┏━━

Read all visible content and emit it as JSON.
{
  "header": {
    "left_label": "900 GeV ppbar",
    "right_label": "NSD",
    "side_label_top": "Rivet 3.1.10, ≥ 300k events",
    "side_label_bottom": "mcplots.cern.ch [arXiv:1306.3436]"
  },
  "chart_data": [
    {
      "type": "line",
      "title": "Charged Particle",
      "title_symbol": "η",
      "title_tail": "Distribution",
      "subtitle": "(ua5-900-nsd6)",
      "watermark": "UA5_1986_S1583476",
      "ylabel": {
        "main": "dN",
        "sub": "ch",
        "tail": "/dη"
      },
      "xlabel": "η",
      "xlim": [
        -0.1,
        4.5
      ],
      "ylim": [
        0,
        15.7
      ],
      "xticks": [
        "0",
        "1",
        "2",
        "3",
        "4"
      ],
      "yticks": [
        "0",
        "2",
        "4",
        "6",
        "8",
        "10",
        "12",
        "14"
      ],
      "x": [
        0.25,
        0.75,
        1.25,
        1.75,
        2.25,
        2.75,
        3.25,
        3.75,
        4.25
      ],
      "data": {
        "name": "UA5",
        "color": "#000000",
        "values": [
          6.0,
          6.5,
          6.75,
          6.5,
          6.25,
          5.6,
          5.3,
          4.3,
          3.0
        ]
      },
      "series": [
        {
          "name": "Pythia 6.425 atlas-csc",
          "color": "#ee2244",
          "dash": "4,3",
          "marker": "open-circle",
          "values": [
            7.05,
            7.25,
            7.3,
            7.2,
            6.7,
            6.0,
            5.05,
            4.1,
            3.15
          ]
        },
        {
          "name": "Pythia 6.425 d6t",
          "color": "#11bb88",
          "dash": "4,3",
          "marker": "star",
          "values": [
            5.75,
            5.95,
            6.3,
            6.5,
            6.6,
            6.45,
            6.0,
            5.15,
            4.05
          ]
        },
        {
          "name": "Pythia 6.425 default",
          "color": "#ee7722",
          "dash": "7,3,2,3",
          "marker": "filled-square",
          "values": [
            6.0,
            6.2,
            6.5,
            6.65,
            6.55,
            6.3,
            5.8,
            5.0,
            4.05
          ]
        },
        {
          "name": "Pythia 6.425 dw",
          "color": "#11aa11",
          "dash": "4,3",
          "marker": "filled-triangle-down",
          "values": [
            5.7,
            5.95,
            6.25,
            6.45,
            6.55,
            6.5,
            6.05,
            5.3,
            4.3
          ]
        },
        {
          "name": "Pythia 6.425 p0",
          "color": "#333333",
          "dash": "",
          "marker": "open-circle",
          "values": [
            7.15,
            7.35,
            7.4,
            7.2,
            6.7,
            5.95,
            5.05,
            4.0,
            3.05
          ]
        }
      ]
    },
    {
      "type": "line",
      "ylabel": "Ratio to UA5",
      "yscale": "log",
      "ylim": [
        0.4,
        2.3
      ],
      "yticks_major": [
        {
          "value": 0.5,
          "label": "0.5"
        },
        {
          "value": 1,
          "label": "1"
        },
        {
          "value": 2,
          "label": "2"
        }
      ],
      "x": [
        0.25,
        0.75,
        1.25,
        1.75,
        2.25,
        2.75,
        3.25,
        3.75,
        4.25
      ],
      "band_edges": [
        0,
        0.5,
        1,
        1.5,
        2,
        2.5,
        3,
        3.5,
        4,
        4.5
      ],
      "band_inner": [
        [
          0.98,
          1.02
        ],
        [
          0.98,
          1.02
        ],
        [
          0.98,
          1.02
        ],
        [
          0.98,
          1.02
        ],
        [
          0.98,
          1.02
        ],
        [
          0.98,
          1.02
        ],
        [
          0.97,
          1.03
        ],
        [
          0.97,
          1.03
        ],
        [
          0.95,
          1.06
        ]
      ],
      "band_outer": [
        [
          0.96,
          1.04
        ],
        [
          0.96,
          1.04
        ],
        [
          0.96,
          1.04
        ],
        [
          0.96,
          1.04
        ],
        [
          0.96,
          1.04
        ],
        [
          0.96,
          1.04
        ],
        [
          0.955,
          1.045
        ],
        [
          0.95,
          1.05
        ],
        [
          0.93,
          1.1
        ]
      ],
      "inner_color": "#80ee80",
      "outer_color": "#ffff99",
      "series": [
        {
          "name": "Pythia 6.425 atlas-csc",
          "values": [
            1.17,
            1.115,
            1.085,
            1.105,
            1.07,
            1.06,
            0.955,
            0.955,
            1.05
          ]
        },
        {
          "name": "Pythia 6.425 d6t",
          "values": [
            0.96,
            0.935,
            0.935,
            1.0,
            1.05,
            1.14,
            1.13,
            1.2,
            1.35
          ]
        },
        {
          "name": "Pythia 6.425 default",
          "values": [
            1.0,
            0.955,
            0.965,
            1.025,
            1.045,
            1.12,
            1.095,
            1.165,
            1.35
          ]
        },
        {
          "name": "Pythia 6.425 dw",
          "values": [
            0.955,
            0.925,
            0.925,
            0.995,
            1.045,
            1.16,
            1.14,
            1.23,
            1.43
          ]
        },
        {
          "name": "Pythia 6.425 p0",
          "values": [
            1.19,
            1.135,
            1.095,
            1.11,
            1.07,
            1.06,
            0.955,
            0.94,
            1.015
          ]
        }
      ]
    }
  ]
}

┗━━

▶ [Exercise requirements]: Write the complete data out, exactly as above.

▶ [Response]:
Read all visible content and emit it as JSON.
{
  "header": {
    "left_label": "900 GeV ppbar",
    "right_label": "NSD",
    "side_label_top": "Rivet 3.1.10, ≥ 300k events",
    "side_label_bottom": "mcplots.cern.ch [arXiv:1306.3436]"
  },
  "chart_data": [
    {
      "type": "line",
      "title": "Charged Particle",
      "title_symbol": "η",
      "title_tail": "Distribution",
      "subtitle": "(ua5-900-nsd6)",
      "watermark": "UA5_1986_S1583476",
      "ylabel": {
        "main": "dN",
        "sub": "ch",
        "tail": "/dη"
      },
      "xlabel": "η",
      "xlim": [
        -0.1,
        4.5
      ],
      "ylim": [
        0,
        15.7
      ],
      "xticks": [
        "0",
        "1",
        "2",
        "3",
        "4"
      ],
      "yticks": [
        "0",
        "2",
        "4",
        "6",
        "8",
        "10",
        "12",
        "14"
      ],
      "x": [
        0.25,
        0.75,
        1.25,
        1.75,
        2.25,
        2.75,
        3.25,
        3.75,
        4.25
      ],
      "data": {
        "name": "UA5",
        "color": "#000000",
        "values": [
          6.0,
          6.5,
          6.75,
          6.5,
          6.25,
          5.6,
          5.3,
          4.3,
          3.0
        ]
      },
      "series": [
        {
          "name": "Pythia 6.425 atlas-csc",
          "color": "#ee2244",
          "dash": "4,3",
          "marker": "open-circle",
          "values": [
            7.05,
            7.25,
            7.3,
            7.2,
            6.7,
            6.0,
            5.05,
            4.1,
            3.15
          ]
        },
        {
          "name": "Pythia 6.425 d6t",
          "color": "#11bb88",
          "dash": "4,3",
          "marker": "star",
          "values": [
            5.75,
            5.95,
            6.3,
            6.5,
            6.6,
            6.45,
            6.0,
            5.15,
            4.05
          ]
        },
        {
          "name": "Pythia 6.425 default",
          "color": "#ee7722",
          "dash": "7,3,2,3",
          "marker": "filled-square",
          "values": [
            6.0,
            6.2,
            6.5,
            6.65,
            6.55,
            6.3,
            5.8,
            5.0,
            4.05
          ]
        },
        {
          "name": "Pythia 6.425 dw",
          "color": "#11aa11",
          "dash": "4,3",
          "marker": "filled-triangle-down",
          "values": [
            5.7,
            5.95,
            6.25,
            6.45,
            6.55,
            6.5,
            6.05,
            5.3,
            4.3
          ]
        },
        {
          "name": "Pythia 6.425 p0",
          "color": "#333333",
          "dash": "",
          "marker": "open-circle",
          "values": [
            7.15,
            7.35,
            7.4,
            7.2,
            6.7,
            5.95,
            5.05,
            4.0,
            3.05
          ]
        }
      ]
    },
    {
      "type": "line",
      "ylabel": "Ratio to UA5",
      "yscale": "log",
      "ylim": [
        0.4,
        2.3
      ],
      "yticks_major": [
        {
          "value": 0.5,
          "label": "0.5"
        },
        {
          "value": 1,
          "label": "1"
        },
        {
          "value": 2,
          "label": "2"
        }
      ],
      "x": [
        0.25,
        0.75,
        1.25,
        1.75,
        2.25,
        2.75,
        3.25,
        3.75,
        4.25
      ],
      "band_edges": [
        0,
        0.5,
        1,
        1.5,
        2,
        2.5,
        3,
        3.5,
        4,
        4.5
      ],
      "band_inner": [
        [
          0.98,
          1.02
        ],
        [
          0.98,
          1.02
        ],
        [
          0.98,
          1.02
        ],
        [
          0.98,
          1.02
        ],
        [
          0.98,
          1.02
        ],
        [
          0.98,
          1.02
        ],
        [
          0.97,
          1.03
        ],
        [
          0.97,
          1.03
        ],
        [
          0.95,
          1.06
        ]
      ],
      "band_outer": [
        [
          0.96,
          1.04
        ],
        [
          0.96,
          1.04
        ],
        [
          0.96,
          1.04
        ],
        [
          0.96,
          1.04
        ],
        [
          0.96,
          1.04
        ],
        [
          0.96,
          1.04
        ],
        [
          0.955,
          1.045
        ],
        [
          0.95,
          1.05
        ],
        [
          0.93,
          1.1
        ]
      ],
      "inner_color": "#80ee80",
      "outer_color": "#ffff99",
      "series": [
        {
          "name": "Pythia 6.425 atlas-csc",
          "values": [
            1.17,
            1.115,
            1.085,
            1.105,
            1.07,
            1.06,
            0.955,
            0.955,
            1.05
          ]
        },
        {
          "name": "Pythia 6.425 d6t",
          "values": [
            0.96,
            0.935,
            0.935,
            1.0,
            1.05,
            1.14,
            1.13,
            1.2,
            1.35
          ]
        },
        {
          "name": "Pythia 6.425 default",
          "values": [
            1.0,
            0.955,
            0.965,
            1.025,
            1.045,
            1.12,
            1.095,
            1.165,
            1.35
          ]
        },
        {
          "name": "Pythia 6.425 dw",
          "values": [
            0.955,
            0.925,
            0.925,
            0.995,
            1.045,
            1.16,
            1.14,
            1.23,
            1.43
          ]
        },
        {
          "name": "Pythia 6.425 p0",
          "values": [
            1.19,
            1.135,
            1.095,
            1.11,
            1.07,
            1.06,
            0.955,
            0.94,
            1.015
          ]
        }
      ]
    }
  ]
}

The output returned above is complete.